## WORK INSTRUCTIONS
The material below should be written out in full and exactly; pictures stay out of the copy.

___ GIVEN INFORMATION

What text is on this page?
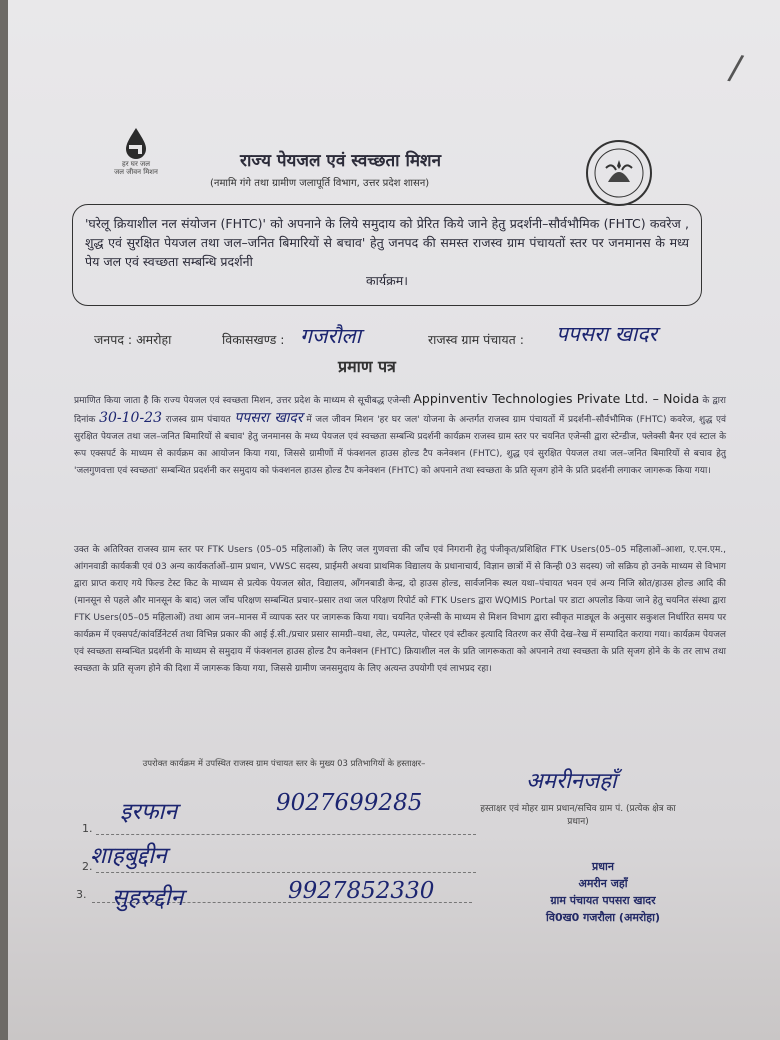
/
हर घर जल
जल जीवन मिशन
राज्य पेयजल एवं स्वच्छता मिशन
(नमामि गंगे तथा ग्रामीण जलापूर्ति विभाग, उत्तर प्रदेश शासन)
'घरेलू क्रियाशील नल संयोजन (FHTC)' को अपनाने के लिये समुदाय को प्रेरित किये जाने हेतु प्रदर्शनी–सौर्वभौमिक (FHTC) कवरेज , शुद्ध एवं सुरक्षित पेयजल तथा जल–जनित बिमारियों से बचाव' हेतु जनपद की समस्त राजस्व ग्राम पंचायतों स्तर पर जनमानस के मध्य पेय जल एवं स्वच्छता सम्बन्धि प्रदर्शनी
कार्यक्रम।
जनपद : अमरोहा	विकासखण्ड : गजरौला	राजस्व ग्राम पंचायत : पपसरा खादर
प्रमाण पत्र
प्रमाणित किया जाता है कि राज्य पेयजल एवं स्वच्छता मिशन, उत्तर प्रदेश के माध्यम से सूचीबद्ध एजेन्सी Appinventiv Technologies Private Ltd. – Noida के द्वारा दिनांक 30-10-23 राजस्व ग्राम पंचायत पपसरा खादर में जल जीवन मिशन 'हर घर जल' योजना के अन्तर्गत राजस्व ग्राम पंचायतों में प्रदर्शनी–सौर्वभौमिक (FHTC) कवरेज, शुद्ध एवं सुरक्षित पेयजल तथा जल–जनित बिमारियों से बचाव' हेतु जनमानस के मध्य पेयजल एवं स्वच्छता सम्बन्धि प्रदर्शनी कार्यक्रम राजस्व ग्राम स्तर पर चयनित एजेन्सी द्वारा स्टेन्डीज, फ्लेक्सी बैनर एवं स्टाल के रूप एक्सपर्ट के माध्यम से कार्यक्रम का आयोजन किया गया, जिससे ग्रामीणों में फंक्शनल हाउस होल्ड टैप कनेक्शन (FHTC), शुद्ध एवं सुरक्षित पेयजल तथा जल–जनित बिमारियों से बचाव हेतु 'जलगुणवत्ता एवं स्वच्छता' सम्बन्धित प्रदर्शनी कर समुदाय को फंक्शनल हाउस होल्ड टैप कनेक्शन (FHTC) को अपनाने तथा स्वच्छता के प्रति सृजग होने के प्रति प्रदर्शनी लगाकर जागरूक किया गया।
उक्त के अतिरिक्त राजस्व ग्राम स्तर पर FTK Users (05–05 महिलाओं) के लिए जल गुणवत्ता की जाँच एवं निगरानी हेतु पंजीकृत/प्रशिक्षित FTK Users(05–05 महिलाओं–आशा, ए.एन.एम., आंगनवाडी कार्यकत्री एवं 03 अन्य कार्यकर्ताओं–ग्राम प्रधान, VWSC सदस्य, प्राईमरी अथवा प्राथमिक विद्यालय के प्रधानाचार्य, विज्ञान छात्रों में से किन्ही 03 सदस्य) जो सक्रिय हो उनके माध्यम से विभाग द्वारा प्राप्त कराए गये फिल्ड टेस्ट किट के माध्यम से प्रत्येक पेयजल स्रोत, विद्यालय, आँगनबाडी केन्द्र, दो हाउस होल्ड, सार्वजनिक स्थल यथा–पंचायत भवन एवं अन्य निजि स्रोत/हाउस होल्ड आदि की (मानसून से पहले और मानसून के बाद) जल जाँच परिक्षण सम्बन्धित प्रचार–प्रसार तथा जल परिक्षण रिपोर्ट को FTK Users द्वारा WQMIS Portal पर डाटा अपलोड किया जाने हेतु चयनित संस्था द्वारा FTK Users(05–05 महिलाओं) तथा आम जन–मानस में व्यापक स्तर पर जागरूक किया गया। चयनित एजेन्सी के माध्यम से मिशन विभाग द्वारा स्वीकृत माड्यूल के अनुसार सकुशल निर्धारित समय पर कार्यक्रम में एक्सपर्ट/कांवर्डिनेटर्स तथा विभिन्न प्रकार की आई ई.सी./प्रचार प्रसार सामग्री–यथा, लेट, पम्पलेट, पोस्टर एवं स्टीकर इत्यादि वितरण कर सेंपी देख–रेख में सम्पादित कराया गया। कार्यक्रम पेयजल एवं स्वच्छता सम्बन्धित प्रदर्शनी के माध्यम से समुदाय में फंक्शनल हाउस होल्ड टैप कनेक्शन (FHTC) क्रियाशील नल के प्रति जागरूकता को अपनाने तथा स्वच्छता के प्रति सृजग होने के के तर लाभ तथा स्वच्छता के प्रति सृजग होने की दिशा में जागरूक किया गया, जिससे ग्रामीण जनसमुदाय के लिए अत्यन्त उपयोगी एवं लाभप्रद रहा।
उपरोक्त कार्यक्रम में उपस्थित राजस्व ग्राम पंचायत स्तर के मुख्य 03 प्रतिभागियों के हस्ताक्षर–
अमरीनजहाँ
हस्ताक्षर एवं मोहर ग्राम प्रधान/सचिव ग्राम पं. (प्रत्येक क्षेत्र का प्रधान)
1.
इरफान	9027699285
2.
शाहबुद्दीन
3. सुहरुद्दीन	9927852330
प्रधान
अमरीन जहाँ
ग्राम पंचायत पपसरा खादर
वि0ख0 गजरौला (अमरोहा)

______

## RESPONSE TO THE EXERCISE
What text is on this page?
/
हर घर जल
जल जीवन मिशन
राज्य पेयजल एवं स्वच्छता मिशन
(नमामि गंगे तथा ग्रामीण जलापूर्ति विभाग, उत्तर प्रदेश शासन)
'घरेलू क्रियाशील नल संयोजन (FHTC)' को अपनाने के लिये समुदाय को प्रेरित किये जाने हेतु प्रदर्शनी–सौर्वभौमिक (FHTC) कवरेज , शुद्ध एवं सुरक्षित पेयजल तथा जल–जनित बिमारियों से बचाव' हेतु जनपद की समस्त राजस्व ग्राम पंचायतों स्तर पर जनमानस के मध्य पेय जल एवं स्वच्छता सम्बन्धि प्रदर्शनी
कार्यक्रम।
जनपद : अमरोहा	विकासखण्ड : गजरौला	राजस्व ग्राम पंचायत : पपसरा खादर
प्रमाण पत्र
प्रमाणित किया जाता है कि राज्य पेयजल एवं स्वच्छता मिशन, उत्तर प्रदेश के माध्यम से सूचीबद्ध एजेन्सी Appinventiv Technologies Private Ltd. – Noida के द्वारा दिनांक 30-10-23 राजस्व ग्राम पंचायत पपसरा खादर में जल जीवन मिशन 'हर घर जल' योजना के अन्तर्गत राजस्व ग्राम पंचायतों में प्रदर्शनी–सौर्वभौमिक (FHTC) कवरेज, शुद्ध एवं सुरक्षित पेयजल तथा जल–जनित बिमारियों से बचाव' हेतु जनमानस के मध्य पेयजल एवं स्वच्छता सम्बन्धि प्रदर्शनी कार्यक्रम राजस्व ग्राम स्तर पर चयनित एजेन्सी द्वारा स्टेन्डीज, फ्लेक्सी बैनर एवं स्टाल के रूप एक्सपर्ट के माध्यम से कार्यक्रम का आयोजन किया गया, जिससे ग्रामीणों में फंक्शनल हाउस होल्ड टैप कनेक्शन (FHTC), शुद्ध एवं सुरक्षित पेयजल तथा जल–जनित बिमारियों से बचाव हेतु 'जलगुणवत्ता एवं स्वच्छता' सम्बन्धित प्रदर्शनी कर समुदाय को फंक्शनल हाउस होल्ड टैप कनेक्शन (FHTC) को अपनाने तथा स्वच्छता के प्रति सृजग होने के प्रति प्रदर्शनी लगाकर जागरूक किया गया।
उक्त के अतिरिक्त राजस्व ग्राम स्तर पर FTK Users (05–05 महिलाओं) के लिए जल गुणवत्ता की जाँच एवं निगरानी हेतु पंजीकृत/प्रशिक्षित FTK Users(05–05 महिलाओं–आशा, ए.एन.एम., आंगनवाडी कार्यकत्री एवं 03 अन्य कार्यकर्ताओं–ग्राम प्रधान, VWSC सदस्य, प्राईमरी अथवा प्राथमिक विद्यालय के प्रधानाचार्य, विज्ञान छात्रों में से किन्ही 03 सदस्य) जो सक्रिय हो उनके माध्यम से विभाग द्वारा प्राप्त कराए गये फिल्ड टेस्ट किट के माध्यम से प्रत्येक पेयजल स्रोत, विद्यालय, आँगनबाडी केन्द्र, दो हाउस होल्ड, सार्वजनिक स्थल यथा–पंचायत भवन एवं अन्य निजि स्रोत/हाउस होल्ड आदि की (मानसून से पहले और मानसून के बाद) जल जाँच परिक्षण सम्बन्धित प्रचार–प्रसार तथा जल परिक्षण रिपोर्ट को FTK Users द्वारा WQMIS Portal पर डाटा अपलोड किया जाने हेतु चयनित संस्था द्वारा FTK Users(05–05 महिलाओं) तथा आम जन–मानस में व्यापक स्तर पर जागरूक किया गया। चयनित एजेन्सी के माध्यम से मिशन विभाग द्वारा स्वीकृत माड्यूल के अनुसार सकुशल निर्धारित समय पर कार्यक्रम में एक्सपर्ट/कांवर्डिनेटर्स तथा विभिन्न प्रकार की आई ई.सी./प्रचार प्रसार सामग्री–यथा, लेट, पम्पलेट, पोस्टर एवं स्टीकर इत्यादि वितरण कर सेंपी देख–रेख में सम्पादित कराया गया। कार्यक्रम पेयजल एवं स्वच्छता सम्बन्धित प्रदर्शनी के माध्यम से समुदाय में फंक्शनल हाउस होल्ड टैप कनेक्शन (FHTC) क्रियाशील नल के प्रति जागरूकता को अपनाने तथा स्वच्छता के प्रति सृजग होने के के तर लाभ तथा स्वच्छता के प्रति सृजग होने की दिशा में जागरूक किया गया, जिससे ग्रामीण जनसमुदाय के लिए अत्यन्त उपयोगी एवं लाभप्रद रहा।
उपरोक्त कार्यक्रम में उपस्थित राजस्व ग्राम पंचायत स्तर के मुख्य 03 प्रतिभागियों के हस्ताक्षर–
अमरीनजहाँ
हस्ताक्षर एवं मोहर ग्राम प्रधान/सचिव ग्राम पं. (प्रत्येक क्षेत्र का प्रधान)
1.
इरफान	9027699285
2.
शाहबुद्दीन
3. सुहरुद्दीन	9927852330
प्रधान
अमरीन जहाँ
ग्राम पंचायत पपसरा खादर
वि0ख0 गजरौला (अमरोहा)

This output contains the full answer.